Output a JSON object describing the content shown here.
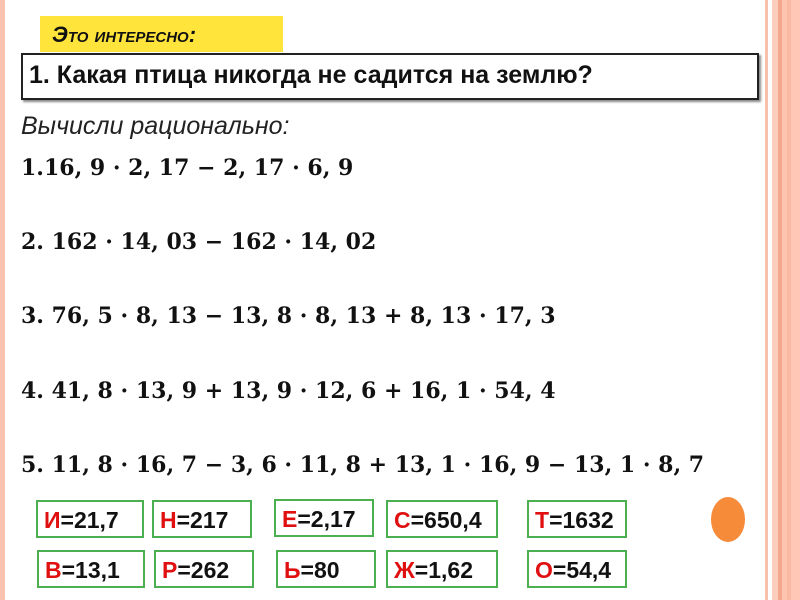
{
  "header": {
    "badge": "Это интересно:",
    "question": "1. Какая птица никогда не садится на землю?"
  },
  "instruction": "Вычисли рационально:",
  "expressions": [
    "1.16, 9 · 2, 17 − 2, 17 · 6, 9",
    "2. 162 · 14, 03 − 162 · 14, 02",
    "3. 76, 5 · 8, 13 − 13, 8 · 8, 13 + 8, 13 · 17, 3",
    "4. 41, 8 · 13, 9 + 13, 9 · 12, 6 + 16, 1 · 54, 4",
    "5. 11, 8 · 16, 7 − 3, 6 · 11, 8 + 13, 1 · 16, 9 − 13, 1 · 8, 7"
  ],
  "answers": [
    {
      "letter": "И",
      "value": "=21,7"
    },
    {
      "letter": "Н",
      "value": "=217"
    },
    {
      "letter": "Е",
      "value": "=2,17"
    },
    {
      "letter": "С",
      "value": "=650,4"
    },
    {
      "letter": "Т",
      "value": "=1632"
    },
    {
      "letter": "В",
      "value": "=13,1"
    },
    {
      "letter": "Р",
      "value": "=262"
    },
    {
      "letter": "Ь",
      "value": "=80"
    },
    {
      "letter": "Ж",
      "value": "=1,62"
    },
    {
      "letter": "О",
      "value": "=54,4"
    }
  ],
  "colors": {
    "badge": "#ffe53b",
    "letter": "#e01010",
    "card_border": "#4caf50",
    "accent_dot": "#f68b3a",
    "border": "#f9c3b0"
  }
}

————————

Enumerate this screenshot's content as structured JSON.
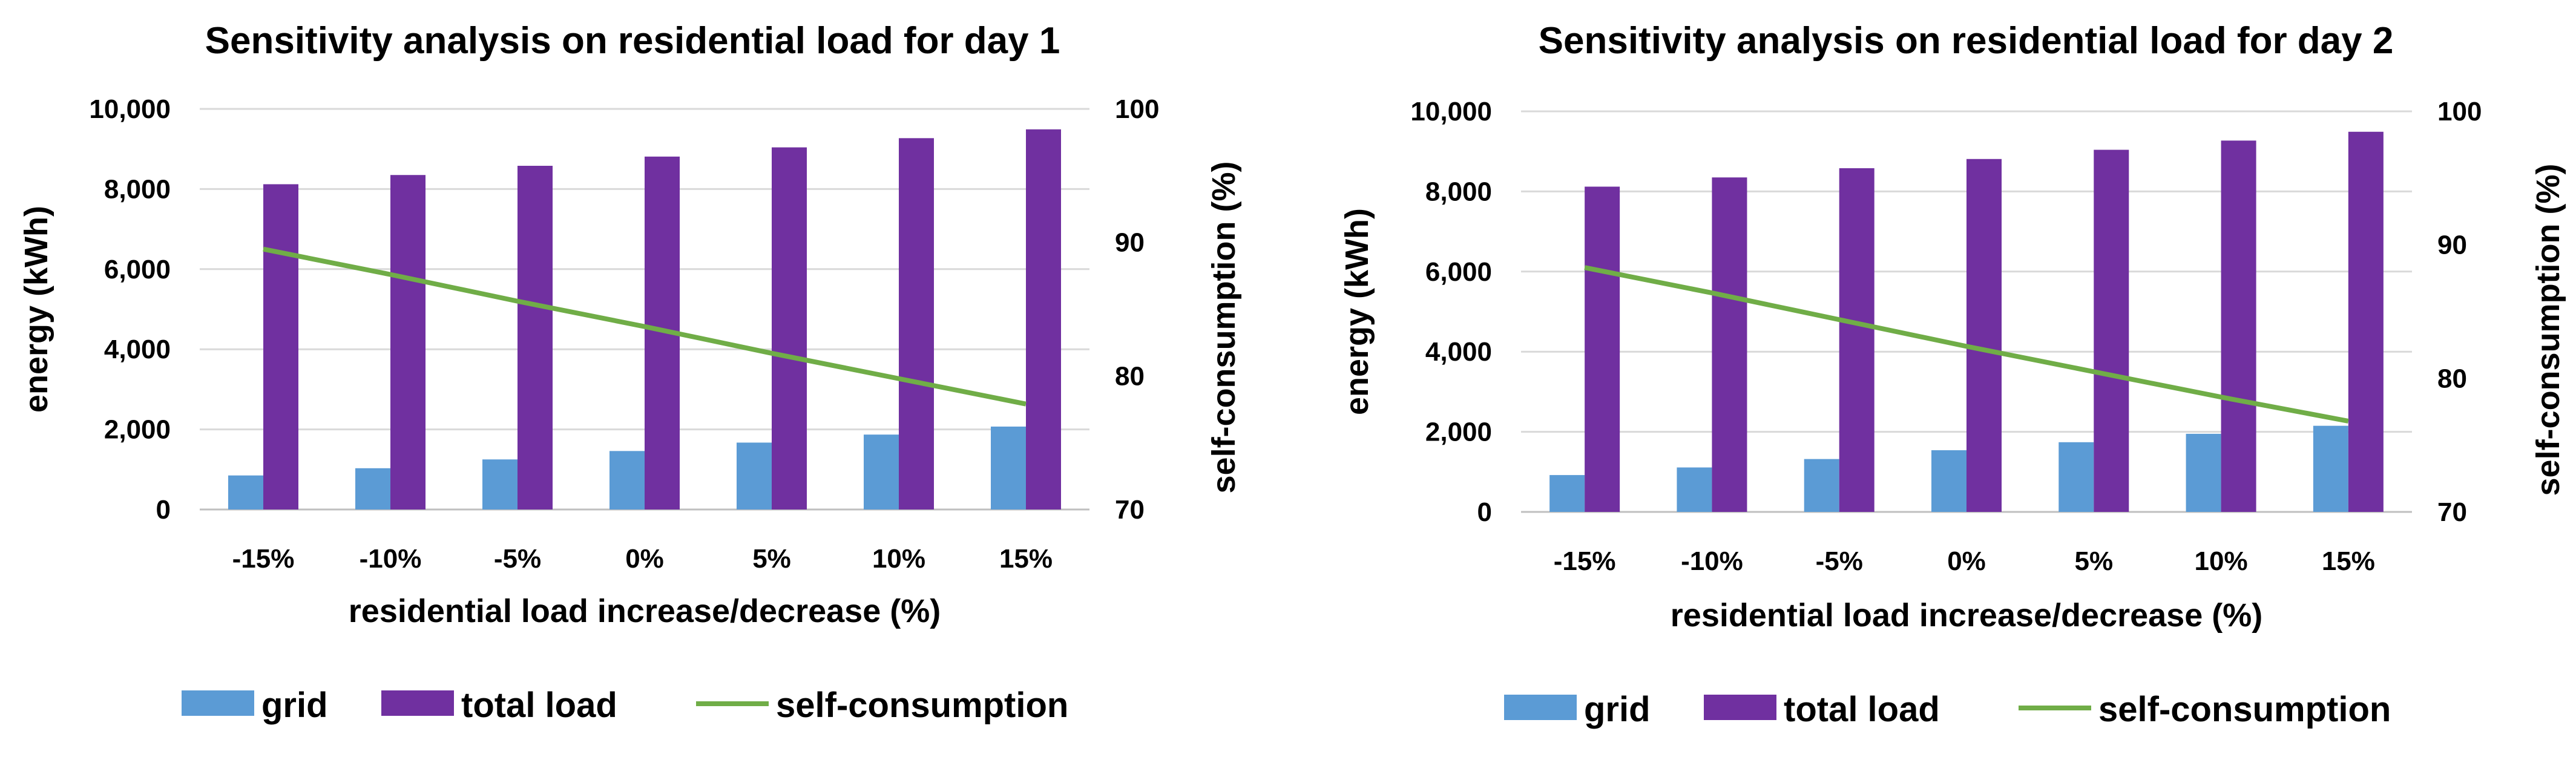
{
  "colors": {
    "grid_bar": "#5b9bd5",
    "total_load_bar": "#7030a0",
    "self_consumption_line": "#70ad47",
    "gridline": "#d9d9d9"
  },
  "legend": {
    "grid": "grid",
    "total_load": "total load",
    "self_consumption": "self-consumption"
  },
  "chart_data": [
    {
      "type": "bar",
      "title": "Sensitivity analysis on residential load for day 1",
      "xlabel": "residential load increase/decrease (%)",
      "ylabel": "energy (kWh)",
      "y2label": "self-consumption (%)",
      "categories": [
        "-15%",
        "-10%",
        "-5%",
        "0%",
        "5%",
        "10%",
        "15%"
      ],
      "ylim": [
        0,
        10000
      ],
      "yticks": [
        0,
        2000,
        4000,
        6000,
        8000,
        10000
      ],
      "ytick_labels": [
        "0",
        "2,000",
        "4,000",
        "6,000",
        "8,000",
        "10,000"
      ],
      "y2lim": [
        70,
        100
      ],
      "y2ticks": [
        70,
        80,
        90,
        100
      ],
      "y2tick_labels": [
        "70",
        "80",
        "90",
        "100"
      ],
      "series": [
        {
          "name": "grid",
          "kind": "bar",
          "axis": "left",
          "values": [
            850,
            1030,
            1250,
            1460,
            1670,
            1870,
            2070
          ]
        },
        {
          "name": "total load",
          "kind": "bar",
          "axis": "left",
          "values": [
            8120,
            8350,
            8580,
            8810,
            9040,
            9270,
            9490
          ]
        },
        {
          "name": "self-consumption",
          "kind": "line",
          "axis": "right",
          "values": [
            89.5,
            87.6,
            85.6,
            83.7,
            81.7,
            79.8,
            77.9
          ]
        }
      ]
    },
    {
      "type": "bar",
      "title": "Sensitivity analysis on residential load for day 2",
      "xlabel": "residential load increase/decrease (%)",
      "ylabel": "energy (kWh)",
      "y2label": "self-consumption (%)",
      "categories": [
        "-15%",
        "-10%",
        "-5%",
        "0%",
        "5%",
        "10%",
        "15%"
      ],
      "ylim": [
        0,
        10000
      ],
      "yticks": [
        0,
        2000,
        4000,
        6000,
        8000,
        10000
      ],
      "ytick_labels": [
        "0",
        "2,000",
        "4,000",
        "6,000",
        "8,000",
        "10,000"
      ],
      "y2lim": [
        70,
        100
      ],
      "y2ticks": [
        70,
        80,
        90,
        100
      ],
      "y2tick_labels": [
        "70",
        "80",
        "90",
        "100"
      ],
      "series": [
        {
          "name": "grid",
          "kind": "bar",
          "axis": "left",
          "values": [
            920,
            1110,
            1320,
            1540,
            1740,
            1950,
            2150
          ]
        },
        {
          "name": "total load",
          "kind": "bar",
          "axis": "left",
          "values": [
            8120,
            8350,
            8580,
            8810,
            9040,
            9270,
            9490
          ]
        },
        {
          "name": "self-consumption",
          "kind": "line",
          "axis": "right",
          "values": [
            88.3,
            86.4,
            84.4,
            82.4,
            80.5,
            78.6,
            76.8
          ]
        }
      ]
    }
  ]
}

————————

Above are the records; copy every line in them that holds the word "JSON".

● **Task response**
Output a JSON object describing the content shown here.
Enumerate this screenshot's content as structured JSON.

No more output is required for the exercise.